* _Exercise_:
Of all the lines in the material, how many include the word "vähintään"? Reply with the number alone.
-- start Data for the task --
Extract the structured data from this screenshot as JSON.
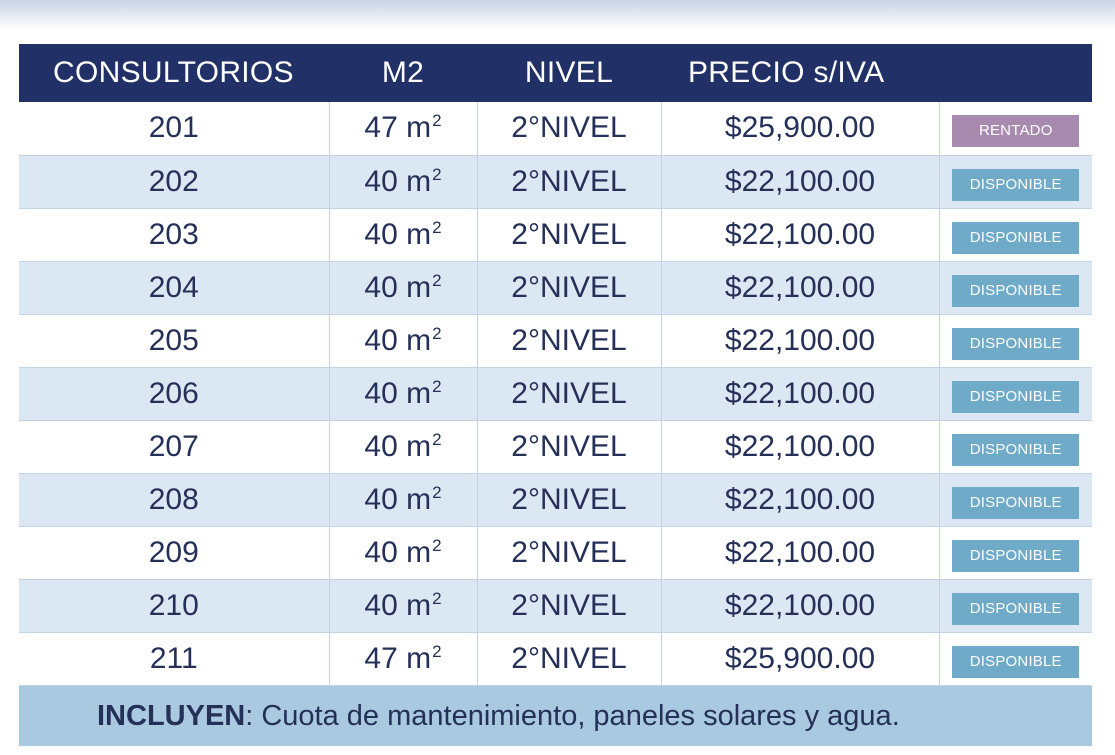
{
  "table": {
    "headers": [
      "CONSULTORIOS",
      "M2",
      "NIVEL",
      "PRECIO s/IVA",
      ""
    ],
    "unit": "m",
    "unit_exp": "2",
    "rows": [
      {
        "consultorio": "201",
        "m2": "47",
        "nivel": "2°NIVEL",
        "precio": "$25,900.00",
        "estado": "RENTADO"
      },
      {
        "consultorio": "202",
        "m2": "40",
        "nivel": "2°NIVEL",
        "precio": "$22,100.00",
        "estado": "DISPONIBLE"
      },
      {
        "consultorio": "203",
        "m2": "40",
        "nivel": "2°NIVEL",
        "precio": "$22,100.00",
        "estado": "DISPONIBLE"
      },
      {
        "consultorio": "204",
        "m2": "40",
        "nivel": "2°NIVEL",
        "precio": "$22,100.00",
        "estado": "DISPONIBLE"
      },
      {
        "consultorio": "205",
        "m2": "40",
        "nivel": "2°NIVEL",
        "precio": "$22,100.00",
        "estado": "DISPONIBLE"
      },
      {
        "consultorio": "206",
        "m2": "40",
        "nivel": "2°NIVEL",
        "precio": "$22,100.00",
        "estado": "DISPONIBLE"
      },
      {
        "consultorio": "207",
        "m2": "40",
        "nivel": "2°NIVEL",
        "precio": "$22,100.00",
        "estado": "DISPONIBLE"
      },
      {
        "consultorio": "208",
        "m2": "40",
        "nivel": "2°NIVEL",
        "precio": "$22,100.00",
        "estado": "DISPONIBLE"
      },
      {
        "consultorio": "209",
        "m2": "40",
        "nivel": "2°NIVEL",
        "precio": "$22,100.00",
        "estado": "DISPONIBLE"
      },
      {
        "consultorio": "210",
        "m2": "40",
        "nivel": "2°NIVEL",
        "precio": "$22,100.00",
        "estado": "DISPONIBLE"
      },
      {
        "consultorio": "211",
        "m2": "47",
        "nivel": "2°NIVEL",
        "precio": "$25,900.00",
        "estado": "DISPONIBLE"
      }
    ]
  },
  "footer": {
    "label": "INCLUYEN",
    "text": ": Cuota de mantenimiento, paneles solares y agua."
  },
  "colors": {
    "header_bg": "#213167",
    "row_alt_bg": "#dce7f4",
    "disponible": "#6faac9",
    "rentado": "#a88aae",
    "footer_bg": "#a9c9e0"
  }
}
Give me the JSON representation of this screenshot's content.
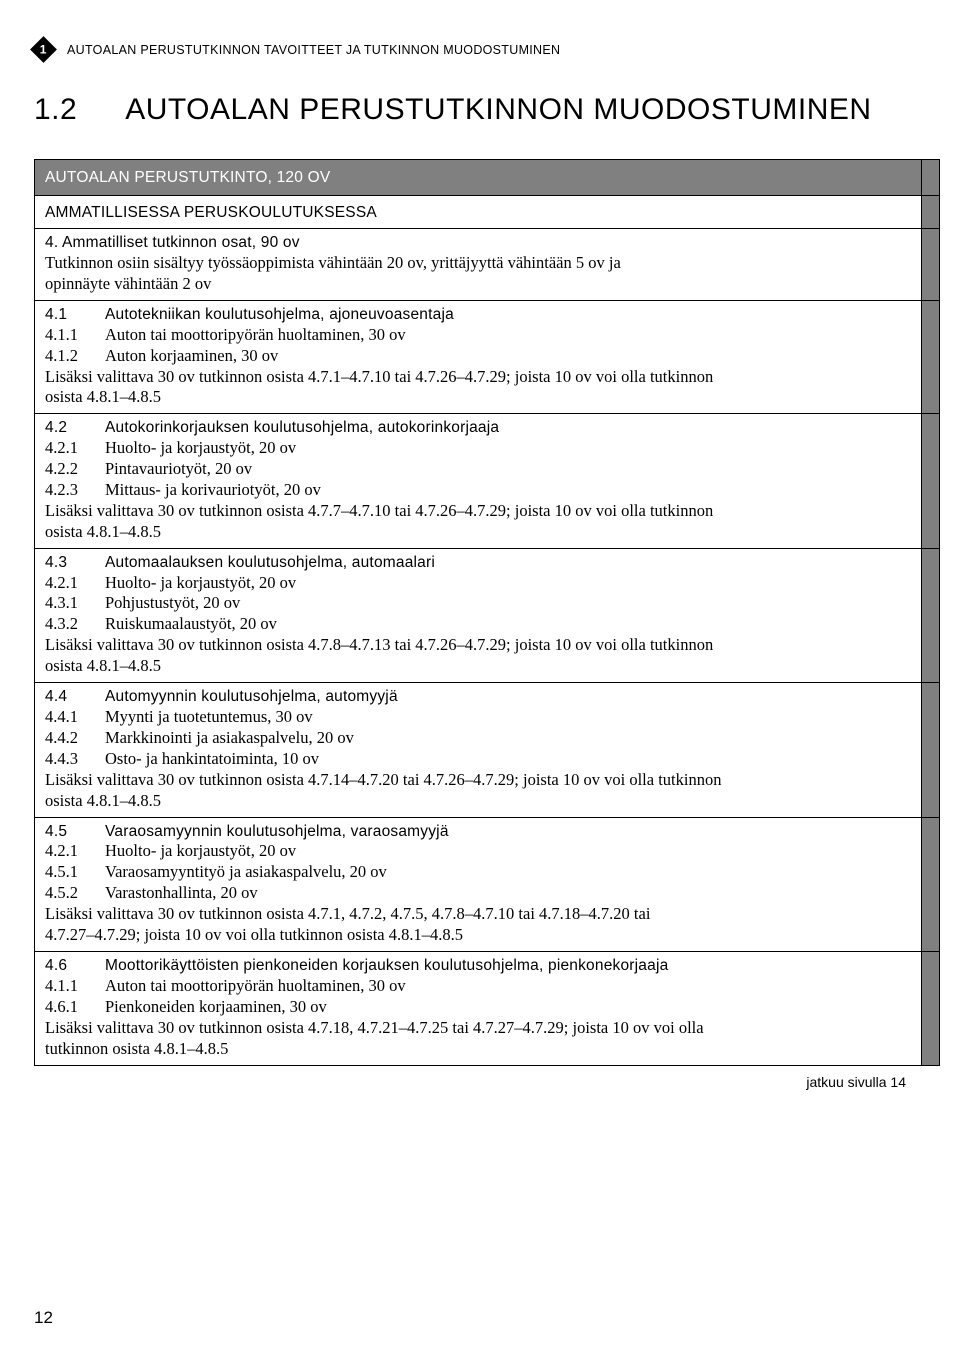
{
  "page": {
    "chapter_num_badge": "1",
    "running_head": "AUTOALAN PERUSTUTKINNON TAVOITTEET JA TUTKINNON MUODOSTUMINEN",
    "title_num": "1.2",
    "title_text": "AUTOALAN PERUSTUTKINNON MUODOSTUMINEN",
    "continue_note": "jatkuu sivulla 14",
    "page_number": "12"
  },
  "tbl": {
    "header": "AUTOALAN PERUSTUTKINTO, 120 OV",
    "sub": "AMMATILLISESSA PERUSKOULUTUKSESSA",
    "s4_title": "4.    Ammatilliset tutkinnon osat, 90 ov",
    "s4_line1": "Tutkinnon osiin sisältyy työssäoppimista vähintään 20 ov, yrittäjyyttä vähintään 5 ov ja",
    "s4_line2": "opinnäyte vähintään 2 ov",
    "s41": {
      "title_k": "4.1",
      "title_t": "Autotekniikan koulutusohjelma, ajoneuvoasentaja",
      "l1_k": "4.1.1",
      "l1_t": "Auton tai moottoripyörän huoltaminen, 30 ov",
      "l2_k": "4.1.2",
      "l2_t": "Auton korjaaminen, 30 ov",
      "rest1": "Lisäksi valittava 30 ov tutkinnon osista 4.7.1–4.7.10 tai 4.7.26–4.7.29; joista 10 ov voi olla tutkinnon",
      "rest2": "osista 4.8.1–4.8.5"
    },
    "s42": {
      "title_k": "4.2",
      "title_t": "Autokorinkorjauksen koulutusohjelma, autokorinkorjaaja",
      "l1_k": "4.2.1",
      "l1_t": "Huolto- ja korjaustyöt, 20 ov",
      "l2_k": "4.2.2",
      "l2_t": "Pintavauriotyöt, 20 ov",
      "l3_k": "4.2.3",
      "l3_t": "Mittaus- ja korivauriotyöt, 20 ov",
      "rest1": "Lisäksi valittava 30 ov tutkinnon osista 4.7.7–4.7.10 tai 4.7.26–4.7.29; joista 10 ov voi olla tutkinnon",
      "rest2": "osista 4.8.1–4.8.5"
    },
    "s43": {
      "title_k": "4.3",
      "title_t": "Automaalauksen koulutusohjelma, automaalari",
      "l1_k": "4.2.1",
      "l1_t": "Huolto- ja korjaustyöt, 20 ov",
      "l2_k": "4.3.1",
      "l2_t": "Pohjustustyöt, 20 ov",
      "l3_k": "4.3.2",
      "l3_t": "Ruiskumaalaustyöt, 20 ov",
      "rest1": "Lisäksi valittava 30 ov tutkinnon osista 4.7.8–4.7.13 tai 4.7.26–4.7.29; joista 10 ov voi olla tutkinnon",
      "rest2": "osista 4.8.1–4.8.5"
    },
    "s44": {
      "title_k": "4.4",
      "title_t": "Automyynnin koulutusohjelma, automyyjä",
      "l1_k": "4.4.1",
      "l1_t": "Myynti ja tuotetuntemus, 30 ov",
      "l2_k": "4.4.2",
      "l2_t": "Markkinointi ja asiakaspalvelu, 20 ov",
      "l3_k": "4.4.3",
      "l3_t": "Osto- ja hankintatoiminta, 10 ov",
      "rest1": "Lisäksi valittava 30 ov tutkinnon osista 4.7.14–4.7.20 tai 4.7.26–4.7.29; joista 10 ov voi olla tutkinnon",
      "rest2": "osista 4.8.1–4.8.5"
    },
    "s45": {
      "title_k": "4.5",
      "title_t": "Varaosamyynnin koulutusohjelma, varaosamyyjä",
      "l1_k": "4.2.1",
      "l1_t": "Huolto- ja korjaustyöt, 20 ov",
      "l2_k": "4.5.1",
      "l2_t": "Varaosamyyntityö ja asiakaspalvelu, 20 ov",
      "l3_k": "4.5.2",
      "l3_t": "Varastonhallinta, 20 ov",
      "rest1": "Lisäksi valittava 30 ov tutkinnon osista 4.7.1, 4.7.2, 4.7.5, 4.7.8–4.7.10 tai 4.7.18–4.7.20 tai",
      "rest2": "4.7.27–4.7.29; joista 10 ov voi olla tutkinnon osista 4.8.1–4.8.5"
    },
    "s46": {
      "title_k": "4.6",
      "title_t": "Moottorikäyttöisten pienkoneiden korjauksen koulutusohjelma, pienkonekorjaaja",
      "l1_k": "4.1.1",
      "l1_t": "Auton tai moottoripyörän huoltaminen, 30 ov",
      "l2_k": "4.6.1",
      "l2_t": "Pienkoneiden korjaaminen, 30 ov",
      "rest1": "Lisäksi valittava 30 ov tutkinnon osista 4.7.18, 4.7.21–4.7.25 tai 4.7.27–4.7.29; joista 10 ov voi olla",
      "rest2": "tutkinnon osista 4.8.1–4.8.5"
    }
  }
}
-- end Data for the task --
* _Task response_:
2